**Sayfa Metni**
________

İçteki Ateş

Dışarıda harika bir hava var. Kapalı bir bahar havası. Rüzgar esiyor. Bahçemizdeki erik ağaçlarının beyaz çiçekleri oraya buraya savrulurken, sanki yeni gelinmişim ve başımdan aşağı konfetiler dökülüyormuş gibi heyecanla baharı hissediyorum.

Bir yorgan daha bitirdim, ona bakıyorum. İlki ‘Kozmoz Yorganı’ idi ve salonumuzda asılı şimdi. Bunun ismi ise, geçen hafta yaptığım bir yürüyüş sırasında zihnimde İngilizce olarak belirdi. ‘The Fire Within’ (‘İçteki Ateş/ İçteki Kor’) Sanırım kor kelimesi onu yaparken, ona bakarken hissettiklerimi daha iyi tarif ediyor. Bunu kocam için yaptım. Sanatsal bir yorgan yapmak tuhaf bir duygu, kocama sanatsal bir yorgan yapmış olmak ise daha da tuhaf bir duygu. Yorgan ve sanatın bu şekilde bir araya gelişi ise baktığımda muhteşem hissettiriyor. Kadın ellerimden çıkmış, akan magmanın içinde ara ara kendini gösteren ateşi çağrıştıran doğanın eril görüntüsü. Zihin aradan çıkıp yerini farkındalığa bırakırsa, insan vücudunun nasıl kolaylıkla arketiplerin maddi alemde bir fırçası haline gelebildiğini duyumsuyorum ve bu öyle çok şey ifade ediyor ki bana; yaşamın ta kendisini. Anda oluşan, bir daha istesem de tekrarlayamayacağım, dışarıdan görenlerin dansa benzetebileceği büyük fırça hareketleriyle oluşmuş şekiller, lekeler. Ellerimden çıkan eril görüntüdeki ürünler, içimde kendimden başka bir cinsi taşıyıp büyütebilen rahme sahip dişi doğamın mucizevi yanını da bana duyumsatıyor. Doğa milyarlarca yılda olgunlaştırdığı buna benzer sonsuz mucizelerle dolu…

Bu yorganlar bir farklılaşma yaratıyor yaşamımda ve bana bir türlü kaçamadığım ‘Ben kimim?’ Sorusunu yeniden sorduruyor. Yaptığım açıkça sanat, hatta ve aslında baştan beri hepsi böyle. Evrende uçuşan kelimeleri kendime özgü bir sırayla bir araya getirerek burada yaptığım hikaye anlatıcılığı gibi. Peki kendimi bir sanatçı olarak tanımlamak neden bu kadar zor, hatta korku verici? Kendimi sanatçı olarak tanımlamalı mıyım? Gördüm ki evet.

________

**Alıştırmalar**
A. Sayfa metninde "Bu yorganlar bir farklılaşma yaratıyor" diye başlayan paragrafı, ana bilgilerini koruyarak daha kısa biçimde yeniden yazar mısın?
B. Sayfa metninde "Bu yorganlar bir" sözlerinin geçtiği yerden başlayan ve "Gördüm ki evet." sözlerinden sonra biten bölümü olduğu gibi çıktı olarak verir misin?

**Veri Bloğu**
________

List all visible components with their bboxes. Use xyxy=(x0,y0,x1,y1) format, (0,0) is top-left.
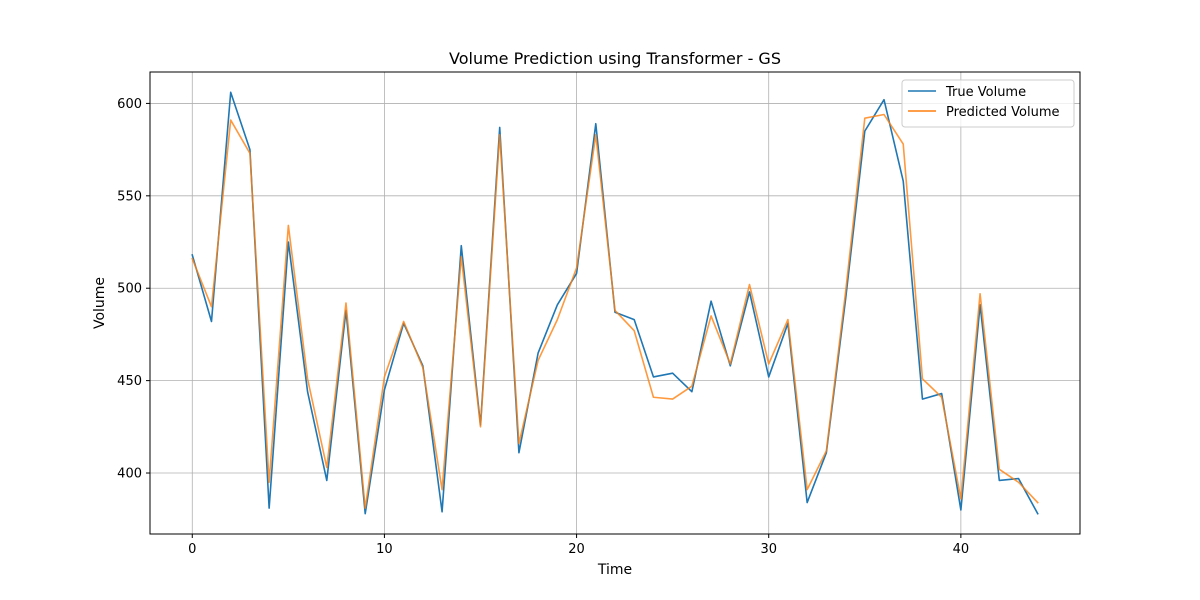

________

**Görevlere Göre Çözümler**
A. Yorganlar yaşamımda bir farklılaşma yaratıyor ve bana kaçamadığım "Ben kimim?" sorusunu yeniden sorduruyor. Yaptığım, burada kelimeleri bir araya getirerek yaptığım hikâye anlatıcılığı gibi, baştan beri açıkça sanat. Kendimi sanatçı olarak tanımlamak zor, hatta korku verici. Yine de bunu yapmam gerektiğini gördüm.

B.
Bu yorganlar bir farklılaşma yaratıyor yaşamımda ve bana bir türlü kaçamadığım ‘Ben kimim?’ Sorusunu yeniden sorduruyor. Yaptığım açıkça sanat, hatta ve aslında baştan beri hepsi böyle. Evrende uçuşan kelimeleri kendime özgü bir sırayla bir araya getirerek burada yaptığım hikaye anlatıcılığı gibi. Peki kendimi bir sanatçı olarak tanımlamak neden bu kadar zor, hatta korku verici? Kendimi sanatçı olarak tanımlamalı mıyım? Gördüm ki evet.